* Start MATERIAL FOR THIS EXERCISE *

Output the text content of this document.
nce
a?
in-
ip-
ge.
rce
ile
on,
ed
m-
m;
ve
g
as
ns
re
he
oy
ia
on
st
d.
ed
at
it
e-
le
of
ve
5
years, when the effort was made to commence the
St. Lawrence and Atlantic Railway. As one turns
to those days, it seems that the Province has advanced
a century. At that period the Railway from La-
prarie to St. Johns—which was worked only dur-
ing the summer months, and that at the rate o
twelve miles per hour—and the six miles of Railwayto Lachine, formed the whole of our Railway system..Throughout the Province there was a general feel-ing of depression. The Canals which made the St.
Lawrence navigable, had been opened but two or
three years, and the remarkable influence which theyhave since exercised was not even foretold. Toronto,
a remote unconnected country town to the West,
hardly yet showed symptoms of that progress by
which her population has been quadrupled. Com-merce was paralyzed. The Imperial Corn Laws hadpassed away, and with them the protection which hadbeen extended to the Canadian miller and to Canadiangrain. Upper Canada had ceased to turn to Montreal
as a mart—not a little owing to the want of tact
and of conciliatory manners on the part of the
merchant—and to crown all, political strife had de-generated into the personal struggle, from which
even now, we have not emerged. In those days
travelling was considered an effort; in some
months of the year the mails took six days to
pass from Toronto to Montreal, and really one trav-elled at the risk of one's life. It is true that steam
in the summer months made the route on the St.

* End MATERIAL FOR THIS EXERCISE *

__WHAT TO PRODUCE__
All of the lines above need to be given again exactly.

__TASK OUTPUT__
Output the text content of this document.
nce
a?
in-
ip-
ge.
rce
ile
on,
ed
m-
m;
ve
g
as
ns
re
he
oy
ia
on
st
d.
ed
at
it
e-
le
of
ve
5
years, when the effort was made to commence the
St. Lawrence and Atlantic Railway. As one turns
to those days, it seems that the Province has advanced
a century. At that period the Railway from La-
prarie to St. Johns—which was worked only dur-
ing the summer months, and that at the rate o
twelve miles per hour—and the six miles of Railwayto Lachine, formed the whole of our Railway system..Throughout the Province there was a general feel-ing of depression. The Canals which made the St.
Lawrence navigable, had been opened but two or
three years, and the remarkable influence which theyhave since exercised was not even foretold. Toronto,
a remote unconnected country town to the West,
hardly yet showed symptoms of that progress by
which her population has been quadrupled. Com-merce was paralyzed. The Imperial Corn Laws hadpassed away, and with them the protection which hadbeen extended to the Canadian miller and to Canadiangrain. Upper Canada had ceased to turn to Montreal
as a mart—not a little owing to the want of tact
and of conciliatory manners on the part of the
merchant—and to crown all, political strife had de-generated into the personal struggle, from which
even now, we have not emerged. In those days
travelling was considered an effort; in some
months of the year the mails took six days to
pass from Toronto to Montreal, and really one trav-elled at the risk of one's life. It is true that steam
in the summer months made the route on the St.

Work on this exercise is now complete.